● Task directions:
Output all of the entries exactly as written.

--- Start Input data ---

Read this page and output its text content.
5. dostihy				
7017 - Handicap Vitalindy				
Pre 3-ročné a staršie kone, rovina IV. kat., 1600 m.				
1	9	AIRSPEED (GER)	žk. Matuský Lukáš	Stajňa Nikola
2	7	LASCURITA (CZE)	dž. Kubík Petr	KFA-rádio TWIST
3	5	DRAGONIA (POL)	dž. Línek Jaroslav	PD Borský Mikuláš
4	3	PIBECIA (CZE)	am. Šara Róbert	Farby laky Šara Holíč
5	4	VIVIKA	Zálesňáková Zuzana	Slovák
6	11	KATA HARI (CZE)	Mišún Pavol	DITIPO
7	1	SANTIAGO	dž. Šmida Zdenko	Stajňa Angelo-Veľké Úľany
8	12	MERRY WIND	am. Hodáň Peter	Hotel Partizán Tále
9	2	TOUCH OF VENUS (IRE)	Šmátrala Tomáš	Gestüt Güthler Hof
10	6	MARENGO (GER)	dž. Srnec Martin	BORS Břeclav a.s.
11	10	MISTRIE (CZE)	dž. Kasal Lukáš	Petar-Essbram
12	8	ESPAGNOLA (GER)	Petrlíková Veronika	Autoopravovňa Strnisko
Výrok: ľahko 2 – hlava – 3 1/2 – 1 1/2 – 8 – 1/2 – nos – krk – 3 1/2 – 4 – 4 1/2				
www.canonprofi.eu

--- End Input data ---

● Answer to this exercise:
Read this page and output its text content.
5. dostihy				
7017 - Handicap Vitalindy				
Pre 3-ročné a staršie kone, rovina IV. kat., 1600 m.				
1	9	AIRSPEED (GER)	žk. Matuský Lukáš	Stajňa Nikola
2	7	LASCURITA (CZE)	dž. Kubík Petr	KFA-rádio TWIST
3	5	DRAGONIA (POL)	dž. Línek Jaroslav	PD Borský Mikuláš
4	3	PIBECIA (CZE)	am. Šara Róbert	Farby laky Šara Holíč
5	4	VIVIKA	Zálesňáková Zuzana	Slovák
6	11	KATA HARI (CZE)	Mišún Pavol	DITIPO
7	1	SANTIAGO	dž. Šmida Zdenko	Stajňa Angelo-Veľké Úľany
8	12	MERRY WIND	am. Hodáň Peter	Hotel Partizán Tále
9	2	TOUCH OF VENUS (IRE)	Šmátrala Tomáš	Gestüt Güthler Hof
10	6	MARENGO (GER)	dž. Srnec Martin	BORS Břeclav a.s.
11	10	MISTRIE (CZE)	dž. Kasal Lukáš	Petar-Essbram
12	8	ESPAGNOLA (GER)	Petrlíková Veronika	Autoopravovňa Strnisko
Výrok: ľahko 2 – hlava – 3 1/2 – 1 1/2 – 8 – 1/2 – nos – krk – 3 1/2 – 4 – 4 1/2				
www.canonprofi.eu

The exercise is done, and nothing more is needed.